◆ Dataset items ◆
● ● ● ●

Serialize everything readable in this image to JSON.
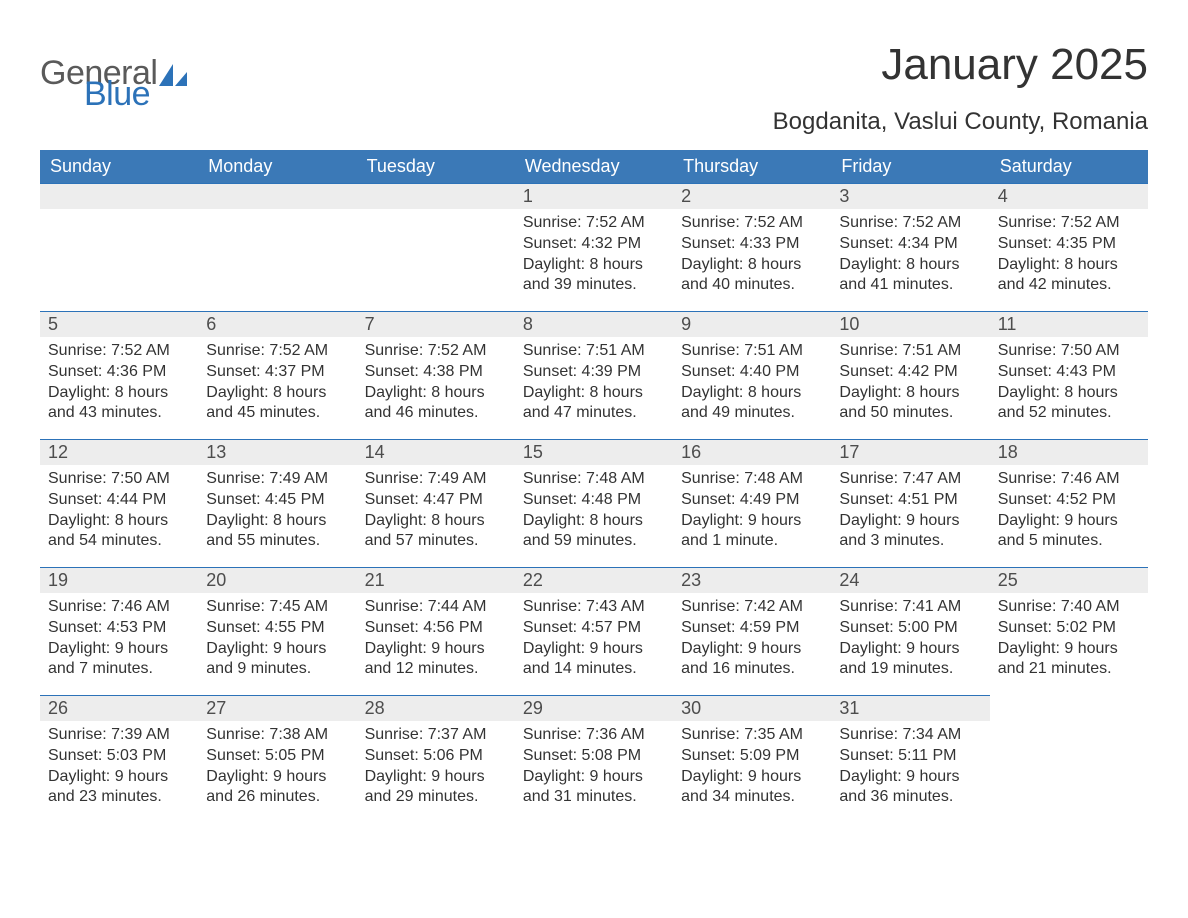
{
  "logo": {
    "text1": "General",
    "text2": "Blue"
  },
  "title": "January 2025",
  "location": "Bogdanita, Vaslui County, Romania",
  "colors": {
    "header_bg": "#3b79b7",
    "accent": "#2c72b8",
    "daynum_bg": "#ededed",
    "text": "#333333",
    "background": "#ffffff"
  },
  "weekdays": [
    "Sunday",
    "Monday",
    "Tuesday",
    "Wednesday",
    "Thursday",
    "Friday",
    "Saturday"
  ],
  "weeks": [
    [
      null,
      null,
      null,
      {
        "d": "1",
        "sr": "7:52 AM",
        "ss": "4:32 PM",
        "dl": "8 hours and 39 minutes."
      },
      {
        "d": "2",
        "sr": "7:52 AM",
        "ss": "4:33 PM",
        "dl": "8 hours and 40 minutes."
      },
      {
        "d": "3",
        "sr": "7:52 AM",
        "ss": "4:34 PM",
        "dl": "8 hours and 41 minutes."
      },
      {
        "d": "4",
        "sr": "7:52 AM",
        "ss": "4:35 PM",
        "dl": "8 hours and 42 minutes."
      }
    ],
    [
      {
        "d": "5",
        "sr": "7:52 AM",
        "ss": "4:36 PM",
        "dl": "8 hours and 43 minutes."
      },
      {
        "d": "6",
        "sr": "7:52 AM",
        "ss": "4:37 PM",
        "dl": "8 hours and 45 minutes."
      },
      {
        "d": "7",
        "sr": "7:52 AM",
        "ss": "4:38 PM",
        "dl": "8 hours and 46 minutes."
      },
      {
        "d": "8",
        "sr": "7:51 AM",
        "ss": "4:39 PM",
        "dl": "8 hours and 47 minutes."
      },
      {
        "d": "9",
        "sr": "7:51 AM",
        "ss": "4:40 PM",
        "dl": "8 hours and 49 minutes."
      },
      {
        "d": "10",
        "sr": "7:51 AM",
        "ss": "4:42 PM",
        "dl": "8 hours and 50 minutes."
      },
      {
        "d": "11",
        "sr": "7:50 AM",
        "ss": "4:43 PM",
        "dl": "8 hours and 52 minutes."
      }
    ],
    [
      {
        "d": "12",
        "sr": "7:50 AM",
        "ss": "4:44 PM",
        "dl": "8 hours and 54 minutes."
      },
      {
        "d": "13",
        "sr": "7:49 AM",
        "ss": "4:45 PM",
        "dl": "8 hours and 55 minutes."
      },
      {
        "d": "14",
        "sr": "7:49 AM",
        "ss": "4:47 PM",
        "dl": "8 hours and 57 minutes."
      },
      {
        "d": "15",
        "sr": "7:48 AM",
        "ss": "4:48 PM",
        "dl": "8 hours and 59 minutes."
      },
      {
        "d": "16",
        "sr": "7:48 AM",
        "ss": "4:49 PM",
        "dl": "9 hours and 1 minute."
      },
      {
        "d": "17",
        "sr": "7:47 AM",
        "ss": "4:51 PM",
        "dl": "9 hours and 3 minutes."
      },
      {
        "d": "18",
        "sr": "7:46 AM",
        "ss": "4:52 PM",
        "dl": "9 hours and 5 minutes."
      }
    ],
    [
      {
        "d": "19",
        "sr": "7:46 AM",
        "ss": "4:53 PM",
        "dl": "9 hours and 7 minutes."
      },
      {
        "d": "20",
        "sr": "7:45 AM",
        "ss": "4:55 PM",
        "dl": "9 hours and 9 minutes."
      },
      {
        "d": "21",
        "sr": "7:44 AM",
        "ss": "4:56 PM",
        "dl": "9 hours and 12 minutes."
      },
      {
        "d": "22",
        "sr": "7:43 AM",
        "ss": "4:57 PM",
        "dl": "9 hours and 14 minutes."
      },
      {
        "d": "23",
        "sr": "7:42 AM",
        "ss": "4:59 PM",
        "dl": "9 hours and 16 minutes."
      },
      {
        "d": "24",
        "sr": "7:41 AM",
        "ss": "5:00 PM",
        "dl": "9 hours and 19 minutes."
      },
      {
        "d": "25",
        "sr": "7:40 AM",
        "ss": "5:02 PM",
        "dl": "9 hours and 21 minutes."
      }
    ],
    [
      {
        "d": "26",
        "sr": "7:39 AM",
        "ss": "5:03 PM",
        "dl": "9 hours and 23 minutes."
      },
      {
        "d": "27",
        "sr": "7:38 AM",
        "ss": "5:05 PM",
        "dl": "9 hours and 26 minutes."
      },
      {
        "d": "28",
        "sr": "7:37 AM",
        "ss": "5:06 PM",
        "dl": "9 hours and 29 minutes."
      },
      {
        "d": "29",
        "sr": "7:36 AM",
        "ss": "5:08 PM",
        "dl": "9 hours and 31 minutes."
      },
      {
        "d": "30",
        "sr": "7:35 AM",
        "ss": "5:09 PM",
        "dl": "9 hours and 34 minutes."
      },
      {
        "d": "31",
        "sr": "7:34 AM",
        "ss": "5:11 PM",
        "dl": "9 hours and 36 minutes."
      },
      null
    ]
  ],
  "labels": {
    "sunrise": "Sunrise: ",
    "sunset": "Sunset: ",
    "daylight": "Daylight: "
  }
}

● ● ● ●

◆ Requirement ◆
Print all the records again exactly; do not include any picture.

◆ Response to the exercise ◆
Serialize everything readable in this image to JSON.
{
  "logo": {
    "text1": "General",
    "text2": "Blue"
  },
  "title": "January 2025",
  "location": "Bogdanita, Vaslui County, Romania",
  "colors": {
    "header_bg": "#3b79b7",
    "accent": "#2c72b8",
    "daynum_bg": "#ededed",
    "text": "#333333",
    "background": "#ffffff"
  },
  "weekdays": [
    "Sunday",
    "Monday",
    "Tuesday",
    "Wednesday",
    "Thursday",
    "Friday",
    "Saturday"
  ],
  "weeks": [
    [
      null,
      null,
      null,
      {
        "d": "1",
        "sr": "7:52 AM",
        "ss": "4:32 PM",
        "dl": "8 hours and 39 minutes."
      },
      {
        "d": "2",
        "sr": "7:52 AM",
        "ss": "4:33 PM",
        "dl": "8 hours and 40 minutes."
      },
      {
        "d": "3",
        "sr": "7:52 AM",
        "ss": "4:34 PM",
        "dl": "8 hours and 41 minutes."
      },
      {
        "d": "4",
        "sr": "7:52 AM",
        "ss": "4:35 PM",
        "dl": "8 hours and 42 minutes."
      }
    ],
    [
      {
        "d": "5",
        "sr": "7:52 AM",
        "ss": "4:36 PM",
        "dl": "8 hours and 43 minutes."
      },
      {
        "d": "6",
        "sr": "7:52 AM",
        "ss": "4:37 PM",
        "dl": "8 hours and 45 minutes."
      },
      {
        "d": "7",
        "sr": "7:52 AM",
        "ss": "4:38 PM",
        "dl": "8 hours and 46 minutes."
      },
      {
        "d": "8",
        "sr": "7:51 AM",
        "ss": "4:39 PM",
        "dl": "8 hours and 47 minutes."
      },
      {
        "d": "9",
        "sr": "7:51 AM",
        "ss": "4:40 PM",
        "dl": "8 hours and 49 minutes."
      },
      {
        "d": "10",
        "sr": "7:51 AM",
        "ss": "4:42 PM",
        "dl": "8 hours and 50 minutes."
      },
      {
        "d": "11",
        "sr": "7:50 AM",
        "ss": "4:43 PM",
        "dl": "8 hours and 52 minutes."
      }
    ],
    [
      {
        "d": "12",
        "sr": "7:50 AM",
        "ss": "4:44 PM",
        "dl": "8 hours and 54 minutes."
      },
      {
        "d": "13",
        "sr": "7:49 AM",
        "ss": "4:45 PM",
        "dl": "8 hours and 55 minutes."
      },
      {
        "d": "14",
        "sr": "7:49 AM",
        "ss": "4:47 PM",
        "dl": "8 hours and 57 minutes."
      },
      {
        "d": "15",
        "sr": "7:48 AM",
        "ss": "4:48 PM",
        "dl": "8 hours and 59 minutes."
      },
      {
        "d": "16",
        "sr": "7:48 AM",
        "ss": "4:49 PM",
        "dl": "9 hours and 1 minute."
      },
      {
        "d": "17",
        "sr": "7:47 AM",
        "ss": "4:51 PM",
        "dl": "9 hours and 3 minutes."
      },
      {
        "d": "18",
        "sr": "7:46 AM",
        "ss": "4:52 PM",
        "dl": "9 hours and 5 minutes."
      }
    ],
    [
      {
        "d": "19",
        "sr": "7:46 AM",
        "ss": "4:53 PM",
        "dl": "9 hours and 7 minutes."
      },
      {
        "d": "20",
        "sr": "7:45 AM",
        "ss": "4:55 PM",
        "dl": "9 hours and 9 minutes."
      },
      {
        "d": "21",
        "sr": "7:44 AM",
        "ss": "4:56 PM",
        "dl": "9 hours and 12 minutes."
      },
      {
        "d": "22",
        "sr": "7:43 AM",
        "ss": "4:57 PM",
        "dl": "9 hours and 14 minutes."
      },
      {
        "d": "23",
        "sr": "7:42 AM",
        "ss": "4:59 PM",
        "dl": "9 hours and 16 minutes."
      },
      {
        "d": "24",
        "sr": "7:41 AM",
        "ss": "5:00 PM",
        "dl": "9 hours and 19 minutes."
      },
      {
        "d": "25",
        "sr": "7:40 AM",
        "ss": "5:02 PM",
        "dl": "9 hours and 21 minutes."
      }
    ],
    [
      {
        "d": "26",
        "sr": "7:39 AM",
        "ss": "5:03 PM",
        "dl": "9 hours and 23 minutes."
      },
      {
        "d": "27",
        "sr": "7:38 AM",
        "ss": "5:05 PM",
        "dl": "9 hours and 26 minutes."
      },
      {
        "d": "28",
        "sr": "7:37 AM",
        "ss": "5:06 PM",
        "dl": "9 hours and 29 minutes."
      },
      {
        "d": "29",
        "sr": "7:36 AM",
        "ss": "5:08 PM",
        "dl": "9 hours and 31 minutes."
      },
      {
        "d": "30",
        "sr": "7:35 AM",
        "ss": "5:09 PM",
        "dl": "9 hours and 34 minutes."
      },
      {
        "d": "31",
        "sr": "7:34 AM",
        "ss": "5:11 PM",
        "dl": "9 hours and 36 minutes."
      },
      null
    ]
  ],
  "labels": {
    "sunrise": "Sunrise: ",
    "sunset": "Sunset: ",
    "daylight": "Daylight: "
  }
}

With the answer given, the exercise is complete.